== PROVIDED RECORDS ==

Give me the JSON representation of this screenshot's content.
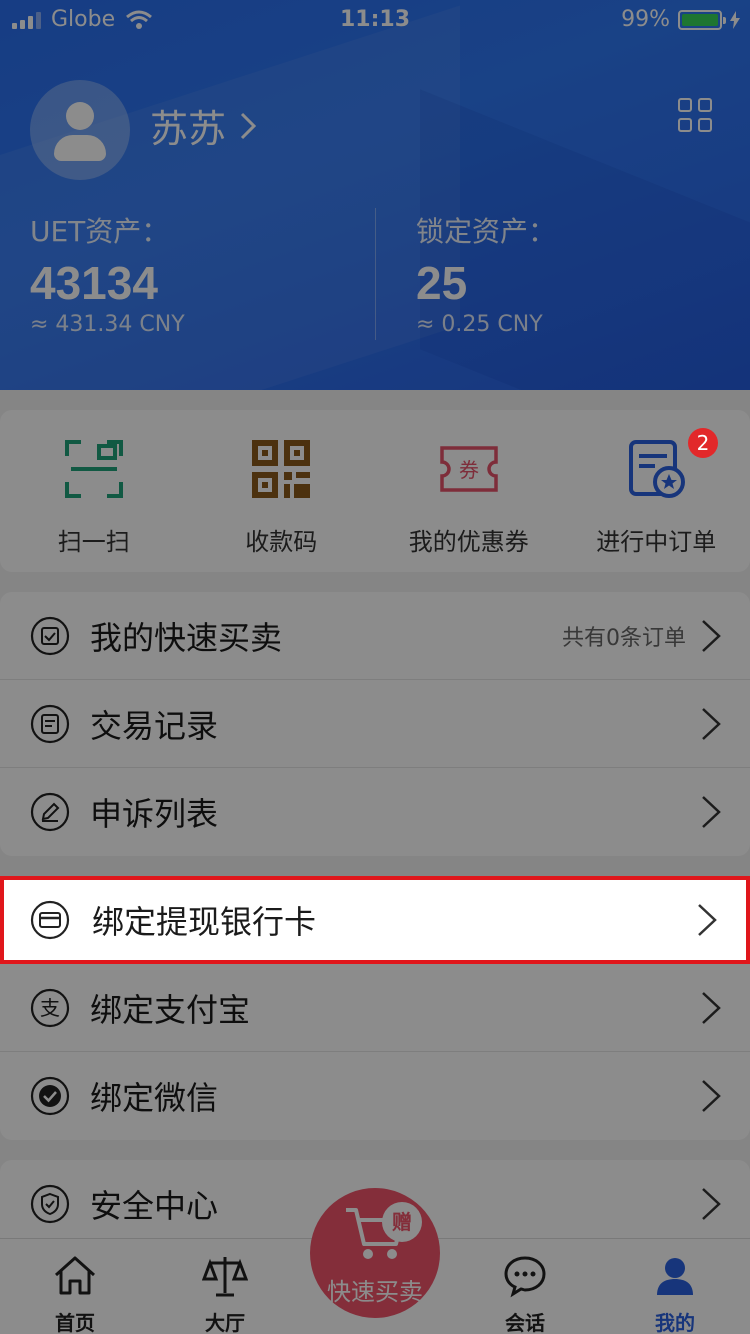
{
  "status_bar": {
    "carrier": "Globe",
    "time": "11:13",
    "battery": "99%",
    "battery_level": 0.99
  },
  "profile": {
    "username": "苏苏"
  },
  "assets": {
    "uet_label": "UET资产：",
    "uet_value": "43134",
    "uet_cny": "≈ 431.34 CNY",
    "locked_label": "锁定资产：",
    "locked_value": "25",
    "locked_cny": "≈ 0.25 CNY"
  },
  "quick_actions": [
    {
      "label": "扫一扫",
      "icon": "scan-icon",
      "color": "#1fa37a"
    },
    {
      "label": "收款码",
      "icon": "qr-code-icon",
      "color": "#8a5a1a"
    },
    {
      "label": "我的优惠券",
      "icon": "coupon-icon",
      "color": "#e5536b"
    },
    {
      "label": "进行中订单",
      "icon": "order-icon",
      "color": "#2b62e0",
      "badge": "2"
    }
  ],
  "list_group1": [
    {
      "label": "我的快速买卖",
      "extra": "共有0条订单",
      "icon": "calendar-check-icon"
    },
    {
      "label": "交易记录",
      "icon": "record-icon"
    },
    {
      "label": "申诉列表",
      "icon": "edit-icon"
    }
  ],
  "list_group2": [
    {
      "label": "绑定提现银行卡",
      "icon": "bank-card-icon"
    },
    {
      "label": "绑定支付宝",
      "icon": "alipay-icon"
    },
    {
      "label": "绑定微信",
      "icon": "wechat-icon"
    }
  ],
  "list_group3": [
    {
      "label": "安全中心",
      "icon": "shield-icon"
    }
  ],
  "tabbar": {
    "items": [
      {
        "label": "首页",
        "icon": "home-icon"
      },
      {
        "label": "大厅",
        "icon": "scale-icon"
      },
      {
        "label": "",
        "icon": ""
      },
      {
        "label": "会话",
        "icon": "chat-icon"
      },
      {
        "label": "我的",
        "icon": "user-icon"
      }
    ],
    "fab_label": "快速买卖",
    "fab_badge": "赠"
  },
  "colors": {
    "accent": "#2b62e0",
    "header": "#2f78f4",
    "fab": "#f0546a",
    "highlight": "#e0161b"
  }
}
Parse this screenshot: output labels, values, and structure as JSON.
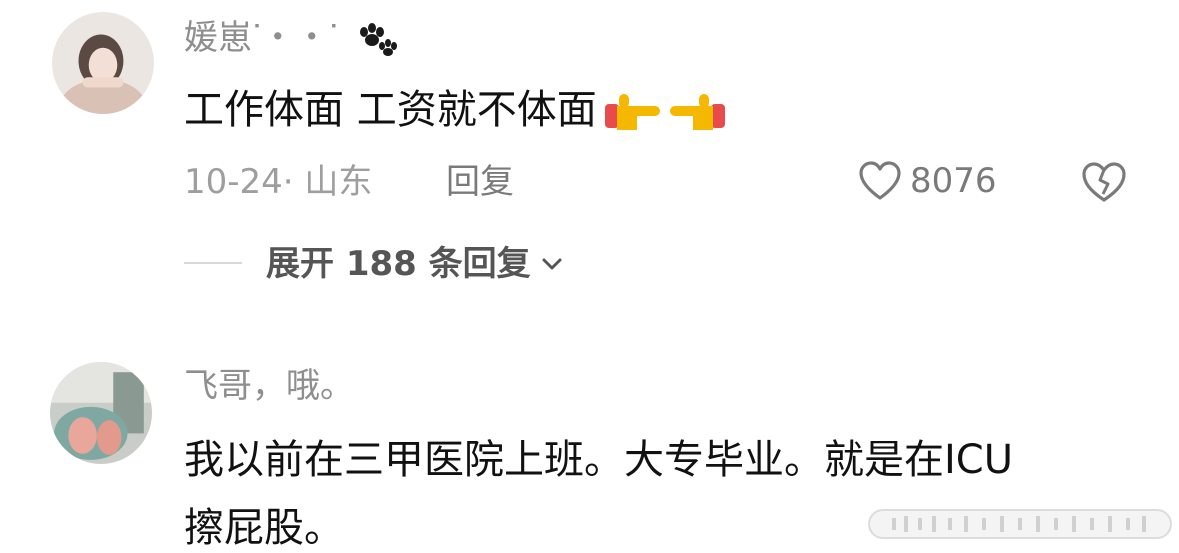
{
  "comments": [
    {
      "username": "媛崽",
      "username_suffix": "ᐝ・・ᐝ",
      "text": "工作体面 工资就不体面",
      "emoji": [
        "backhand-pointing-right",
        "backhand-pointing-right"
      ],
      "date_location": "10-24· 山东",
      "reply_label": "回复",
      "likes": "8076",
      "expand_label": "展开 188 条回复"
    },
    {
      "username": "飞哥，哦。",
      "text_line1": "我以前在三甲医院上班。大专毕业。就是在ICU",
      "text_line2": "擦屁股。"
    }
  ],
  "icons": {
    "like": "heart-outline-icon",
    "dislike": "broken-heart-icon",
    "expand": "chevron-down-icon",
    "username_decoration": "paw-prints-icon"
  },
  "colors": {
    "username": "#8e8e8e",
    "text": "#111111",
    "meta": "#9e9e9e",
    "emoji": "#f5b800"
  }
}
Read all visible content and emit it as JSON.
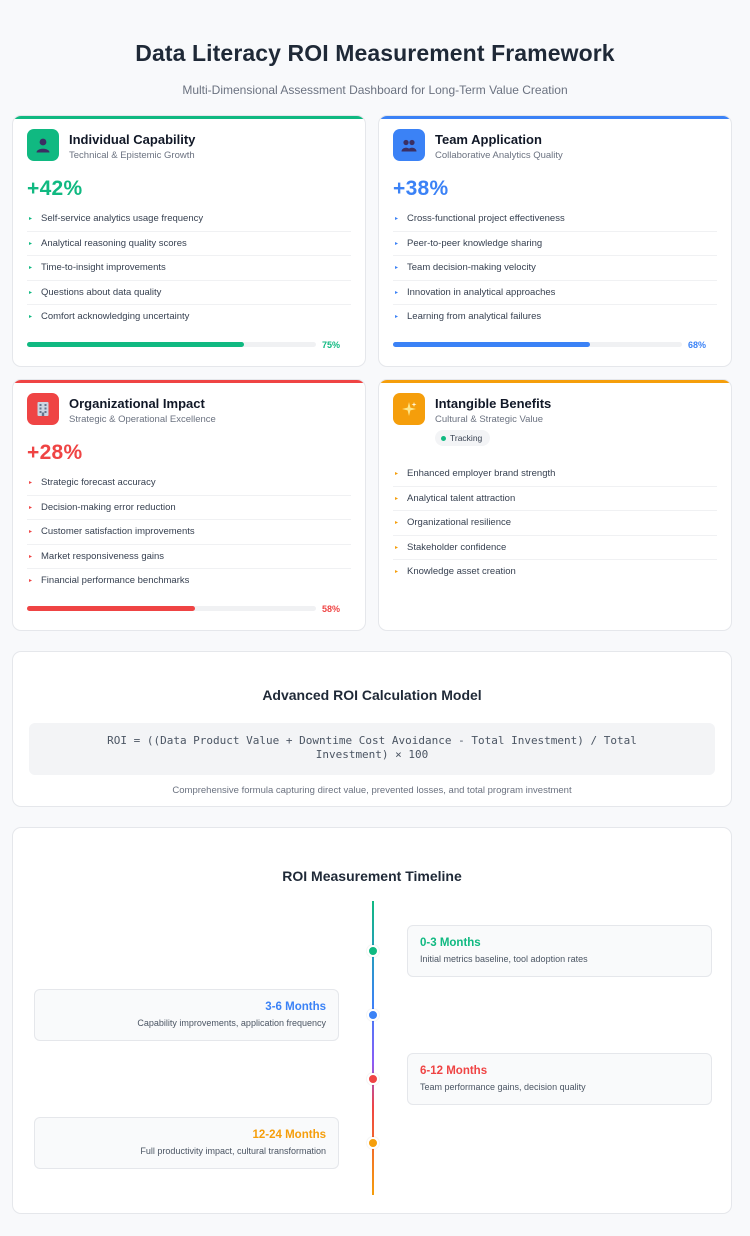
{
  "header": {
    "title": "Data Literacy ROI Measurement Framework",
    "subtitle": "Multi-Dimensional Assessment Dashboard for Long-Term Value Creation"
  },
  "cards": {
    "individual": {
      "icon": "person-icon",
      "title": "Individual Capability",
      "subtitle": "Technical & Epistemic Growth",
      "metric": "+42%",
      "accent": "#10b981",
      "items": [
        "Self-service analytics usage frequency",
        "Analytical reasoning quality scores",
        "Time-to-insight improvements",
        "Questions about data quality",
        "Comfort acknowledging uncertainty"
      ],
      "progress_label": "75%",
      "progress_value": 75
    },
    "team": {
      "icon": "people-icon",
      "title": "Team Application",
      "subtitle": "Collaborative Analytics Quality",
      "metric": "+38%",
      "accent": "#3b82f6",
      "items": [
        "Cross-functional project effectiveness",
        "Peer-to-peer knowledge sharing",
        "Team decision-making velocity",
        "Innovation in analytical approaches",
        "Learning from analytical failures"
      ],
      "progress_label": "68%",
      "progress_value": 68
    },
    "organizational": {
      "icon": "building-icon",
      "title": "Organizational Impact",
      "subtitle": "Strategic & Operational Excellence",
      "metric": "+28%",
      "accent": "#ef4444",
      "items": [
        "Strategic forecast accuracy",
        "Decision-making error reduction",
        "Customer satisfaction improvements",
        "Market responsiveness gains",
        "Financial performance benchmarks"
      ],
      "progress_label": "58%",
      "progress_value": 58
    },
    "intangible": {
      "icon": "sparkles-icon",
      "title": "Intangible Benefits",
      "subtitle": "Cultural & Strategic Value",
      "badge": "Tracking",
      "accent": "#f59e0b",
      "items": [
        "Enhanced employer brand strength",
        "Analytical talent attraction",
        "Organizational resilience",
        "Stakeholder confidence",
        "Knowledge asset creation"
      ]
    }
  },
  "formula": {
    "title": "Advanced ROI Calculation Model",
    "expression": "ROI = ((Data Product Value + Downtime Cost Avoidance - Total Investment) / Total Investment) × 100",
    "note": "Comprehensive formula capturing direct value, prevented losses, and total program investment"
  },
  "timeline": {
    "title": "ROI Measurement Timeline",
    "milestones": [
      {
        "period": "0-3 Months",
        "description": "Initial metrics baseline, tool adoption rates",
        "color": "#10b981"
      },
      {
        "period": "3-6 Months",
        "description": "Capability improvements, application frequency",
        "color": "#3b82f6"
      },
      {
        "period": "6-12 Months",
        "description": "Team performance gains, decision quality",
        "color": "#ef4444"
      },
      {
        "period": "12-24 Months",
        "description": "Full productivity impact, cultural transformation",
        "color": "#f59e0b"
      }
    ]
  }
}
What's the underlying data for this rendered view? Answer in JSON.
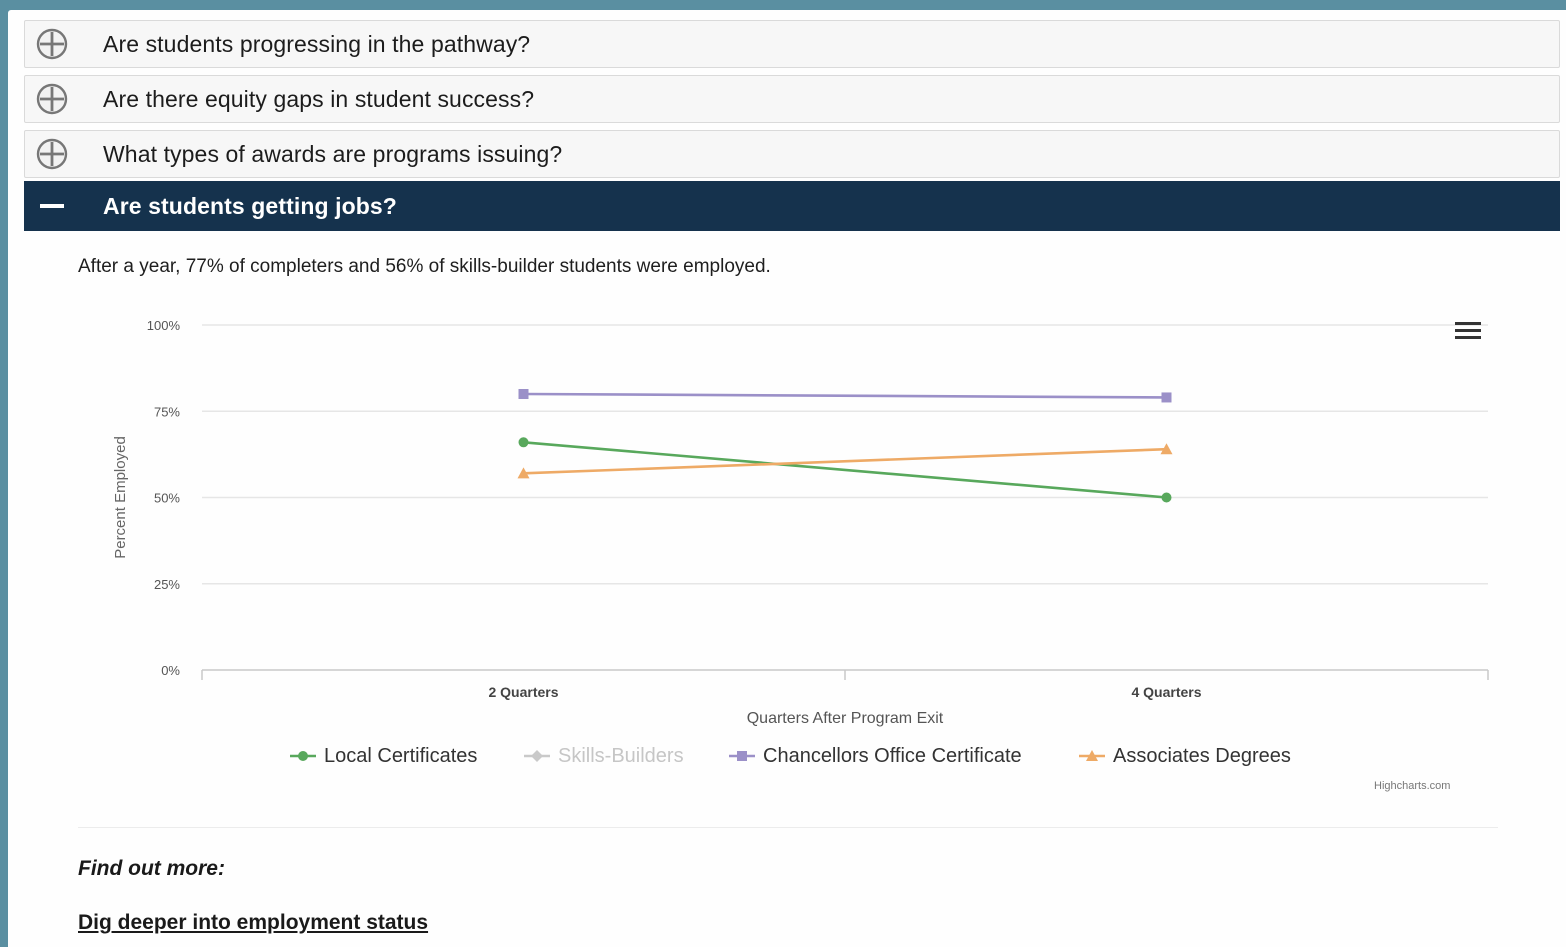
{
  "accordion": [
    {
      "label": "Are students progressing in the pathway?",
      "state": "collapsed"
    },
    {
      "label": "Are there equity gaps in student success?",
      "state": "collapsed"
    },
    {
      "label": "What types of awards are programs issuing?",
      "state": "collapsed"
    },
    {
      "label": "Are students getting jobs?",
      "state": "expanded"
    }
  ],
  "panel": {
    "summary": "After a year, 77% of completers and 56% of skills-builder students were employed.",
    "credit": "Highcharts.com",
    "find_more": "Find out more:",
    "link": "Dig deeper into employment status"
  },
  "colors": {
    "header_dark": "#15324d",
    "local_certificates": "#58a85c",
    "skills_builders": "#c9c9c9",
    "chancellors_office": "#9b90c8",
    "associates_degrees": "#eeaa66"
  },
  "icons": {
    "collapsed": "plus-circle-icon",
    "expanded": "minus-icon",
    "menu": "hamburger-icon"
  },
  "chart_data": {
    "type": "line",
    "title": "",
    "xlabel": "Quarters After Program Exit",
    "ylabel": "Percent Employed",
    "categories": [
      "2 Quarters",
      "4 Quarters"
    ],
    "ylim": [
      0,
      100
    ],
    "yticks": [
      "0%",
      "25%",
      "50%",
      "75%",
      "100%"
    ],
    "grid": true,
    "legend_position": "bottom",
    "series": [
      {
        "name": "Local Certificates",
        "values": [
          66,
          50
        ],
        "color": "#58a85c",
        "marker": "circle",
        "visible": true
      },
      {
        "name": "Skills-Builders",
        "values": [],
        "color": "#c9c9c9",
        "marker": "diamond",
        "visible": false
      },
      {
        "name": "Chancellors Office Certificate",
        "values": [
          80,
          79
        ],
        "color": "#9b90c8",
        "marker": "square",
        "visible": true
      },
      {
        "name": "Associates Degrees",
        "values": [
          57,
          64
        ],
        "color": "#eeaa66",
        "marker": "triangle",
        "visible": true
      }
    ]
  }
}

===

**WORK TO BE COMPLETED:** Which lines hold the string "marker"? Copy all of them from the data above.

**WRITTEN REPLY:**
        "marker": "circle",
        "marker": "diamond",
        "marker": "square",
        "marker": "triangle",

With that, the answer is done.